Collection entries
## start

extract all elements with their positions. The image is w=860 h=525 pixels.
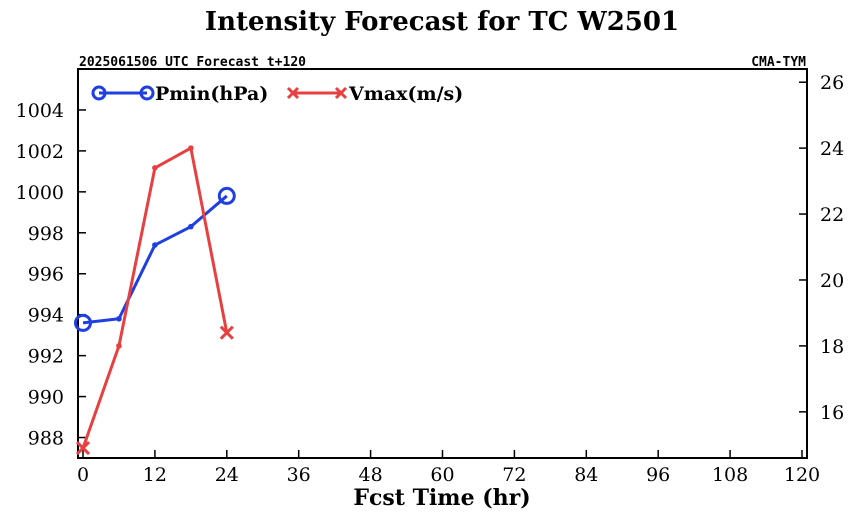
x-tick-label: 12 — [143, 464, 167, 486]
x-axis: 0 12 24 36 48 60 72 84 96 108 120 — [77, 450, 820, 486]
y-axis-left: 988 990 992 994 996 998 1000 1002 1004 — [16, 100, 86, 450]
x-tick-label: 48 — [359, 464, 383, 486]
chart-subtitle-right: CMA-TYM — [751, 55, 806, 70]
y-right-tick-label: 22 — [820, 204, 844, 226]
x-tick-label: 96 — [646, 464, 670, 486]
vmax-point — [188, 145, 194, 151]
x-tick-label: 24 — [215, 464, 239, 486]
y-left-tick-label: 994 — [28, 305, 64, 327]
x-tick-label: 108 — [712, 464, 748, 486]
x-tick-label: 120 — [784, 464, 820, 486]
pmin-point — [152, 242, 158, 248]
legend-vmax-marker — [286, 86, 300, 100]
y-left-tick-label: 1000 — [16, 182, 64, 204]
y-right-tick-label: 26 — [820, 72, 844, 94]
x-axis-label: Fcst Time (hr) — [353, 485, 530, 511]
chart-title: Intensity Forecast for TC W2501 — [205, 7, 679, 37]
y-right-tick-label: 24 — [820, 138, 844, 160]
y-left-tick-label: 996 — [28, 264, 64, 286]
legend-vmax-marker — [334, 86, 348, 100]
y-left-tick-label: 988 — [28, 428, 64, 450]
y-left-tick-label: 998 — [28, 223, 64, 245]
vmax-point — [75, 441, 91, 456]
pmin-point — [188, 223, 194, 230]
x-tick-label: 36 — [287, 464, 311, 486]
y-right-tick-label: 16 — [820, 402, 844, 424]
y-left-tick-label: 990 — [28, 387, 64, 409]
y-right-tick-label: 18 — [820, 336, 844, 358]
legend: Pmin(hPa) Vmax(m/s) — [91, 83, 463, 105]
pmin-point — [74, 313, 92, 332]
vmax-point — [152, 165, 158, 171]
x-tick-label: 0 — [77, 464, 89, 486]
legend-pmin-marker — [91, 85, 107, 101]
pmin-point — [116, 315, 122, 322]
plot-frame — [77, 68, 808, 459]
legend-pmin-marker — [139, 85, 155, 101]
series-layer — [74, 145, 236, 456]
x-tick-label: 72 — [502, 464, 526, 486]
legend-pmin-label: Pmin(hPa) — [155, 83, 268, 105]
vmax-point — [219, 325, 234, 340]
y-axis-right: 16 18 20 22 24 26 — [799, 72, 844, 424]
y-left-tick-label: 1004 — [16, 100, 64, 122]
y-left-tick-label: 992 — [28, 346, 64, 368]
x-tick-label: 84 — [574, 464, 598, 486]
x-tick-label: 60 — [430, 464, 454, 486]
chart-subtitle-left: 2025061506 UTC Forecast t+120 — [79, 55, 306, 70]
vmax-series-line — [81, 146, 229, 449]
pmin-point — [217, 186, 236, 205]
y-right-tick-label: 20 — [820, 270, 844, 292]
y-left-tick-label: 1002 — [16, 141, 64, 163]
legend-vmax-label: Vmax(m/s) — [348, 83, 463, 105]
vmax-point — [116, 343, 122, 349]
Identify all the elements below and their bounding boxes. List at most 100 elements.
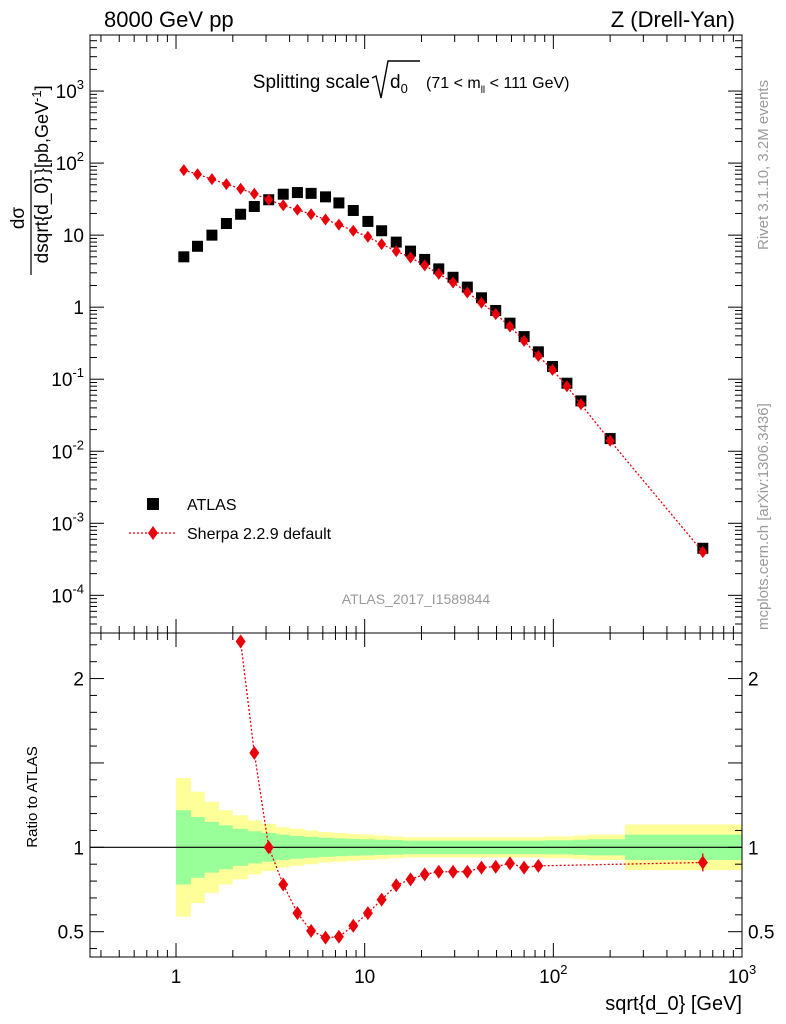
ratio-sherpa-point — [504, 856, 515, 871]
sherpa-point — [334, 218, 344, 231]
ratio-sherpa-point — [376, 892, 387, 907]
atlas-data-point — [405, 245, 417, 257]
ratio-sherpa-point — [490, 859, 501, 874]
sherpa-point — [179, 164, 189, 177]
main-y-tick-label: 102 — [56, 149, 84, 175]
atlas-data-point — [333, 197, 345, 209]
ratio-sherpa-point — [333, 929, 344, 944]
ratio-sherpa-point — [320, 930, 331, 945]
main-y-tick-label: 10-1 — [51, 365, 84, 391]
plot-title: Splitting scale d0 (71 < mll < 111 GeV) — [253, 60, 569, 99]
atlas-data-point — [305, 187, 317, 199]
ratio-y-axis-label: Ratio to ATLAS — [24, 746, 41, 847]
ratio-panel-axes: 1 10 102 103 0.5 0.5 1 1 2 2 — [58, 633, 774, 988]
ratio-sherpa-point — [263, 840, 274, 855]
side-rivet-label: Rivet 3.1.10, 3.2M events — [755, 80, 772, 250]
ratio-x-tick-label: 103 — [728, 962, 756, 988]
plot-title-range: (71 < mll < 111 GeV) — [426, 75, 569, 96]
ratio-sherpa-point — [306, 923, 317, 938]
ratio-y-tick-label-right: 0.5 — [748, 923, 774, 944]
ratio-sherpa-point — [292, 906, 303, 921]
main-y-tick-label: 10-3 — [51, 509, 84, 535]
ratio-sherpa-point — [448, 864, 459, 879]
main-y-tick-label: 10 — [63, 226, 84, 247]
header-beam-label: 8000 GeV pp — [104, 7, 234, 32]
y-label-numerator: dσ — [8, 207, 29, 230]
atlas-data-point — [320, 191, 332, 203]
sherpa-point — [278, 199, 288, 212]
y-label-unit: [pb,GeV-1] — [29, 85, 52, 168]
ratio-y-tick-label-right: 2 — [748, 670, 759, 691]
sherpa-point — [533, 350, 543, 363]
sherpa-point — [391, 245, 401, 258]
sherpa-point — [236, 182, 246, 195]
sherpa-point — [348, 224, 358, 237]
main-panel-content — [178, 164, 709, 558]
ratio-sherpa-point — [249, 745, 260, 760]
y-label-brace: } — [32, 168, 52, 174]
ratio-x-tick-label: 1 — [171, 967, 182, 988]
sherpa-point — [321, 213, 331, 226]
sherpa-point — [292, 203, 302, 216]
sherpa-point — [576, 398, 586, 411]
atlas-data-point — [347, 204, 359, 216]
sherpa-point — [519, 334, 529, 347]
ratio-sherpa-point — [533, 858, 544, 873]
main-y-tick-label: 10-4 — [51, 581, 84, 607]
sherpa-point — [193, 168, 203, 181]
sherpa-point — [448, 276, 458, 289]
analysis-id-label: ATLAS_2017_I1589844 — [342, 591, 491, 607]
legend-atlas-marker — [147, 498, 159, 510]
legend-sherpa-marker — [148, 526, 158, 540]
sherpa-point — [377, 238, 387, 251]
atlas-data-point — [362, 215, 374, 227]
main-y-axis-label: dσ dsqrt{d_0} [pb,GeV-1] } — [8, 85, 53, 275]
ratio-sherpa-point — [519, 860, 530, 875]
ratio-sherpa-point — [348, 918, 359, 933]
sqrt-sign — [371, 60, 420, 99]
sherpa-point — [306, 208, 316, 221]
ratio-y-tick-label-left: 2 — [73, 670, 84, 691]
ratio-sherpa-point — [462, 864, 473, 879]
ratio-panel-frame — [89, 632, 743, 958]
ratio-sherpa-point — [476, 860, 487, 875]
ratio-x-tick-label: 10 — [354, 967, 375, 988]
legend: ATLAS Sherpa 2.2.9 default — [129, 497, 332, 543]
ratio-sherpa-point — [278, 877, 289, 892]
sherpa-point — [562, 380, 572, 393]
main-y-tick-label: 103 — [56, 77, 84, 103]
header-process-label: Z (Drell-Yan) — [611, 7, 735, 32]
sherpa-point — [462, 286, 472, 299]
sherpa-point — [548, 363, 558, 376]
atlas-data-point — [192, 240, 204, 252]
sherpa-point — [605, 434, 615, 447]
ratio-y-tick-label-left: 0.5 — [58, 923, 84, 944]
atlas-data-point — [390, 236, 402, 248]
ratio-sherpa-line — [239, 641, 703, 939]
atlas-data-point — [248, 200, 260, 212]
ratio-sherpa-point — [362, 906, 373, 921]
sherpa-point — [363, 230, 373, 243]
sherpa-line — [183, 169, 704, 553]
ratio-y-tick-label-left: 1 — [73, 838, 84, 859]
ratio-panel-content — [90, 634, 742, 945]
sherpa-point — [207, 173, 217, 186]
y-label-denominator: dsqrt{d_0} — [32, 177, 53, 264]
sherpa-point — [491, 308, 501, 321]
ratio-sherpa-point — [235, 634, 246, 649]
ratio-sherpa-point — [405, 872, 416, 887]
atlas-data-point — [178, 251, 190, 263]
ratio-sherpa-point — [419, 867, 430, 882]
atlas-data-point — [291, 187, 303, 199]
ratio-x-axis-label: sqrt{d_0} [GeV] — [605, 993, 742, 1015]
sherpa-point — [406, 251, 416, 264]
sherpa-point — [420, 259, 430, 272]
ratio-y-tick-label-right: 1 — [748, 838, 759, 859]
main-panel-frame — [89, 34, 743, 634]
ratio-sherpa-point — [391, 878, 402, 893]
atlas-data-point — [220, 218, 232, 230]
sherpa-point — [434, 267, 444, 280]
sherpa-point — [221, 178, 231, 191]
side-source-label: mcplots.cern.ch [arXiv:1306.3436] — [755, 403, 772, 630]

## end
## start

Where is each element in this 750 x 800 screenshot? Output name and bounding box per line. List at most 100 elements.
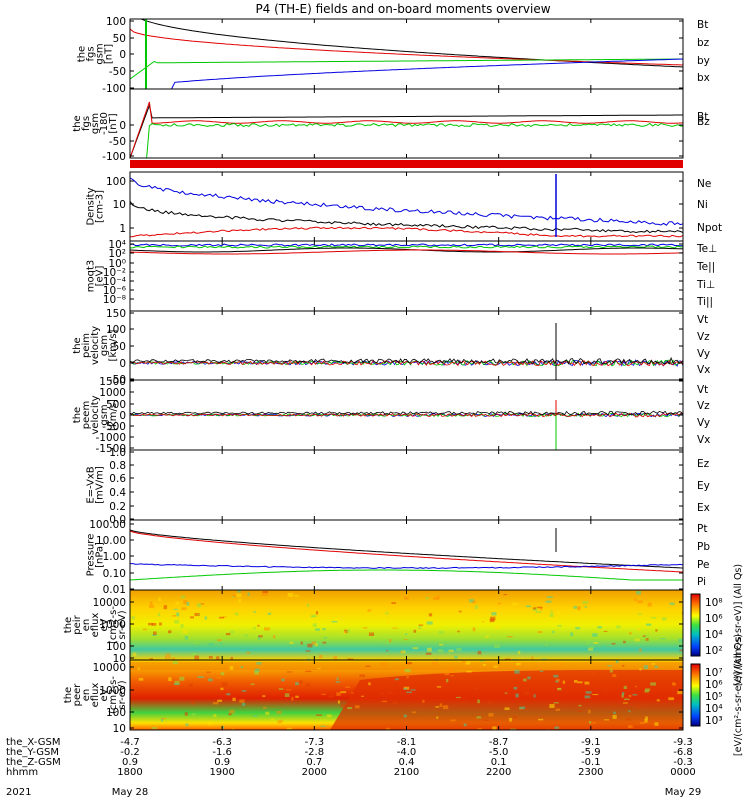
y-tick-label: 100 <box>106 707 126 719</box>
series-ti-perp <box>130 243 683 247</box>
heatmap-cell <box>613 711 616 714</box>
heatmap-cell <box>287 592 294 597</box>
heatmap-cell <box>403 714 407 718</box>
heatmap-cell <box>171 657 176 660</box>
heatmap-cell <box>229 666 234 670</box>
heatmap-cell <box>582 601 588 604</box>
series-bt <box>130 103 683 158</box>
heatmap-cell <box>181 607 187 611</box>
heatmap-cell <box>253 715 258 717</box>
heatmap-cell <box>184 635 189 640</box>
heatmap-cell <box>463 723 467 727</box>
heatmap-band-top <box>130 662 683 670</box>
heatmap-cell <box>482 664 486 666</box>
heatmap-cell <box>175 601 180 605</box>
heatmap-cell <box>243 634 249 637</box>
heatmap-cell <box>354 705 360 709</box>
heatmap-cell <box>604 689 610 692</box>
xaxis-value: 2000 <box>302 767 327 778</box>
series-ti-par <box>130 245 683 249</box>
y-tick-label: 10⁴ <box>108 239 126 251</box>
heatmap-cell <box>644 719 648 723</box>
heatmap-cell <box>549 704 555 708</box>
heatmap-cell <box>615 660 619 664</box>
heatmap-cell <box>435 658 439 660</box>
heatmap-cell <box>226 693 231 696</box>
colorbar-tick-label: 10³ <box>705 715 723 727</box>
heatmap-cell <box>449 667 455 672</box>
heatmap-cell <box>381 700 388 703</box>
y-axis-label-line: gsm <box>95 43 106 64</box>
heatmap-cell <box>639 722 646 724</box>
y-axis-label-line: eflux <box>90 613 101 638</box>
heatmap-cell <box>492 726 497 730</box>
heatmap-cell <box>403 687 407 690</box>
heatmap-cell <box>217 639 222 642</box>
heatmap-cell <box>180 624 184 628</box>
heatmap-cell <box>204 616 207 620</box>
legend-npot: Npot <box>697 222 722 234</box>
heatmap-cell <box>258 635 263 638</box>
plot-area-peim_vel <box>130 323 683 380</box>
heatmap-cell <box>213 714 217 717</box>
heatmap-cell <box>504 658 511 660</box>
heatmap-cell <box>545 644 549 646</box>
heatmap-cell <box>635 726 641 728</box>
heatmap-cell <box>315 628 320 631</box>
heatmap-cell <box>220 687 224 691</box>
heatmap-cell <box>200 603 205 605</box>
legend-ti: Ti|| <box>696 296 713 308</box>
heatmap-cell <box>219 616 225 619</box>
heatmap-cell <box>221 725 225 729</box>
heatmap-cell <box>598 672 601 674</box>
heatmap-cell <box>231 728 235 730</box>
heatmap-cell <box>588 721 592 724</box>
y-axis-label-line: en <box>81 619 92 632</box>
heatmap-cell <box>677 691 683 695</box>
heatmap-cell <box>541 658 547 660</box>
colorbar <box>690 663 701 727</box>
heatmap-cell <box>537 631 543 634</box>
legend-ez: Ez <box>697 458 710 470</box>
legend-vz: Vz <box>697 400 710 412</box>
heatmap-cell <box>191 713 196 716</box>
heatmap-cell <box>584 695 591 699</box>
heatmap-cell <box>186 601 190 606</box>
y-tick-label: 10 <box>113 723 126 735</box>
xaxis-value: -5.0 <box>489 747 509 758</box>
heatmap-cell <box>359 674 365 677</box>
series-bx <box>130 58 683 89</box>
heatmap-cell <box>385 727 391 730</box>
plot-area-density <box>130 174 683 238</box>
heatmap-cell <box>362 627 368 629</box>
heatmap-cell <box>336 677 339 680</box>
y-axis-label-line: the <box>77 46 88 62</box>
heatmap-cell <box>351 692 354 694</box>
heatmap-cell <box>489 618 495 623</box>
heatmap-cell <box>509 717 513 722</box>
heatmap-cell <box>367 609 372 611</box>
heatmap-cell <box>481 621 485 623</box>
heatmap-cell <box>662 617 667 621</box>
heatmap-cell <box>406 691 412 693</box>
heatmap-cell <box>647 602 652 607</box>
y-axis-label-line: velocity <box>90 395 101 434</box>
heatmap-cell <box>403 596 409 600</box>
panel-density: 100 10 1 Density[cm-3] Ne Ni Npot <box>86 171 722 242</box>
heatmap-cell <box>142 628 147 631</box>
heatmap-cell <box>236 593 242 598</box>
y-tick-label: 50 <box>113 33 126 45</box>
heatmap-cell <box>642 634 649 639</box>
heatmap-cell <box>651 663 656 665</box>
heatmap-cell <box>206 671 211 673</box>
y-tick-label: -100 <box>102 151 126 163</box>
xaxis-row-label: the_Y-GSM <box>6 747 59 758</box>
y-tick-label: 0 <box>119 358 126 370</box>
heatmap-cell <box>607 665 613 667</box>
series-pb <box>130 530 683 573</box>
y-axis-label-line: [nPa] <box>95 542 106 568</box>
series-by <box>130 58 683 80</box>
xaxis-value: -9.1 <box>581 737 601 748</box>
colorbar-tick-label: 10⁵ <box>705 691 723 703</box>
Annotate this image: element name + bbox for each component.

## end
## start

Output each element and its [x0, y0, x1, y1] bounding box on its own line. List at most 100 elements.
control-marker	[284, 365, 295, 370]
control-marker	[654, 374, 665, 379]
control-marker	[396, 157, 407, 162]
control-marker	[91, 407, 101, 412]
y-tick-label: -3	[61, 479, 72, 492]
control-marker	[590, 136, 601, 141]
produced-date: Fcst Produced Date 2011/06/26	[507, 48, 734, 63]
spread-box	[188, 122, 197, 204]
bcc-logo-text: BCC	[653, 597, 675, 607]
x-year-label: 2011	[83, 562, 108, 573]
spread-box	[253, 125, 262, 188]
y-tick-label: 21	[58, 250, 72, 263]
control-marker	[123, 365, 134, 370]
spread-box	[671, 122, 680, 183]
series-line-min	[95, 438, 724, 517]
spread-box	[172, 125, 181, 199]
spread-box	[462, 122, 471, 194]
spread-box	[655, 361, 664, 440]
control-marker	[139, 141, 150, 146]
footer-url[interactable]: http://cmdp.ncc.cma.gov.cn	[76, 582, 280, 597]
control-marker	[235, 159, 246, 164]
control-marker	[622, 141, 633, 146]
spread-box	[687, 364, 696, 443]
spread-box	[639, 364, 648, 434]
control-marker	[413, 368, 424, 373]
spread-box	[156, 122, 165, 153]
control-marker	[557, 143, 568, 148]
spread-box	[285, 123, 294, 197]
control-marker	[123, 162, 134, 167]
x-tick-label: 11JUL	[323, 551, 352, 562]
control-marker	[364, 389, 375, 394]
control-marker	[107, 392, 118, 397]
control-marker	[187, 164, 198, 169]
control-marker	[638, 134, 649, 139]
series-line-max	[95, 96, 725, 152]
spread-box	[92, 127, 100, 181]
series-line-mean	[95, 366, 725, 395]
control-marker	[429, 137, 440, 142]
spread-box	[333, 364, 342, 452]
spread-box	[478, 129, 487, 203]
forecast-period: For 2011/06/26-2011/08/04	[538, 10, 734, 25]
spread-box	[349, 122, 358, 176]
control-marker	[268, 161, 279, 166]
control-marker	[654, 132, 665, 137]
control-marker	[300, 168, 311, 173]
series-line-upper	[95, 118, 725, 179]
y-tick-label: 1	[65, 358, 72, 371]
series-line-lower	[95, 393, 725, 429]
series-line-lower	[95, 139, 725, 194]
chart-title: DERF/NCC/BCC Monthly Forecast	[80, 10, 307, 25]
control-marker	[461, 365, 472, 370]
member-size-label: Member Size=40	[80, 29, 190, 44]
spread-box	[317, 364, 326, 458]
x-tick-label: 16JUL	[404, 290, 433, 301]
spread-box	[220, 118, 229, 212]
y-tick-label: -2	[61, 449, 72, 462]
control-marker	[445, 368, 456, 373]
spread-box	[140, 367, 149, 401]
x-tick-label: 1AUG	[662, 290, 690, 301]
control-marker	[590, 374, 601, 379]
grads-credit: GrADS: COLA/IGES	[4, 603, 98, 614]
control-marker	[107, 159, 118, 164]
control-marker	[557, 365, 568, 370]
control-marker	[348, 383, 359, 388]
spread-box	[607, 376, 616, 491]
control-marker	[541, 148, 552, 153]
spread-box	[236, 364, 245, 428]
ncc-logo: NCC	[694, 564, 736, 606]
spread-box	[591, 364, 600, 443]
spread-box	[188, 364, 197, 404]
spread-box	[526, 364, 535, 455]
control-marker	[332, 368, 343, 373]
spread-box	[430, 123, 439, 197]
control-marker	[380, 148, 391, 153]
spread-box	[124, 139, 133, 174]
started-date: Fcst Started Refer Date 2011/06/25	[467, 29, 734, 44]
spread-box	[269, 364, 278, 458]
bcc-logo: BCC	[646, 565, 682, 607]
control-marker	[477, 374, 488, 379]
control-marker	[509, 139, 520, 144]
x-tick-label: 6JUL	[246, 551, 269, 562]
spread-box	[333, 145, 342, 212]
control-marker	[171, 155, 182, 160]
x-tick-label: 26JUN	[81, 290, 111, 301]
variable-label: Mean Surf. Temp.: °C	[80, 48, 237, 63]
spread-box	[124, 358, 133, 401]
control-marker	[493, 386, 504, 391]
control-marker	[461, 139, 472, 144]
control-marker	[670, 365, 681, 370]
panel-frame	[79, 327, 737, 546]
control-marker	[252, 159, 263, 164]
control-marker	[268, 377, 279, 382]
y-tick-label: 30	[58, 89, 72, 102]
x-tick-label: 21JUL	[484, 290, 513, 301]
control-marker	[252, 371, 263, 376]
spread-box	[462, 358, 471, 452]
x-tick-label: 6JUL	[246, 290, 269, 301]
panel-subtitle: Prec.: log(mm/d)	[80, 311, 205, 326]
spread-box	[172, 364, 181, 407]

## end

Task statement
Return, without any change, the lines of the entries above, from the line containing "x-tick-label: 12 — [143, 464, 167, 486]" through the line containing "y-right-tick-label: 20 — [820, 270, 844, 292]".

Answer
x-tick-label: 12 — [143, 464, 167, 486]
x-axis: 0 12 24 36 48 60 72 84 96 108 120 — [77, 450, 820, 486]
y-axis-left: 988 990 992 994 996 998 1000 1002 1004 — [16, 100, 86, 450]
x-tick-label: 48 — [359, 464, 383, 486]
chart-subtitle-right: CMA-TYM — [751, 55, 806, 70]
y-right-tick-label: 22 — [820, 204, 844, 226]
x-tick-label: 96 — [646, 464, 670, 486]
vmax-point — [188, 145, 194, 151]
x-tick-label: 24 — [215, 464, 239, 486]
y-left-tick-label: 994 — [28, 305, 64, 327]
x-tick-label: 108 — [712, 464, 748, 486]
x-tick-label: 120 — [784, 464, 820, 486]
pmin-point — [152, 242, 158, 248]
legend-vmax-marker — [286, 86, 300, 100]
y-left-tick-label: 1000 — [16, 182, 64, 204]
y-right-tick-label: 26 — [820, 72, 844, 94]
x-axis-label: Fcst Time (hr) — [353, 485, 530, 511]
chart-title: Intensity Forecast for TC W2501 — [205, 7, 679, 37]
y-right-tick-label: 24 — [820, 138, 844, 160]
y-left-tick-label: 996 — [28, 264, 64, 286]
legend-vmax-marker — [334, 86, 348, 100]
y-left-tick-label: 988 — [28, 428, 64, 450]
y-left-tick-label: 998 — [28, 223, 64, 245]
vmax-point — [75, 441, 91, 456]
pmin-point — [188, 223, 194, 230]
x-tick-label: 36 — [287, 464, 311, 486]
y-right-tick-label: 16 — [820, 402, 844, 424]
y-left-tick-label: 990 — [28, 387, 64, 409]
y-right-tick-label: 18 — [820, 336, 844, 358]
legend: Pmin(hPa) Vmax(m/s) — [91, 83, 463, 105]
pmin-point — [74, 313, 92, 332]
vmax-point — [152, 165, 158, 171]
x-tick-label: 0 — [77, 464, 89, 486]
legend-pmin-marker — [91, 85, 107, 101]
pmin-point — [116, 315, 122, 322]
plot-frame — [77, 68, 808, 459]
legend-pmin-marker — [139, 85, 155, 101]
series-layer — [74, 145, 236, 456]
x-tick-label: 72 — [502, 464, 526, 486]
legend-pmin-label: Pmin(hPa) — [155, 83, 268, 105]
vmax-point — [219, 325, 234, 340]
y-axis-right: 16 18 20 22 24 26 — [799, 72, 844, 424]
y-left-tick-label: 1004 — [16, 100, 64, 122]
y-left-tick-label: 992 — [28, 346, 64, 368]
x-tick-label: 84 — [574, 464, 598, 486]
x-tick-label: 60 — [430, 464, 454, 486]
chart-subtitle-left: 2025061506 UTC Forecast t+120 — [79, 55, 306, 70]
vmax-series-line — [81, 146, 229, 449]
pmin-point — [217, 186, 236, 205]
y-right-tick-label: 20 — [820, 270, 844, 292]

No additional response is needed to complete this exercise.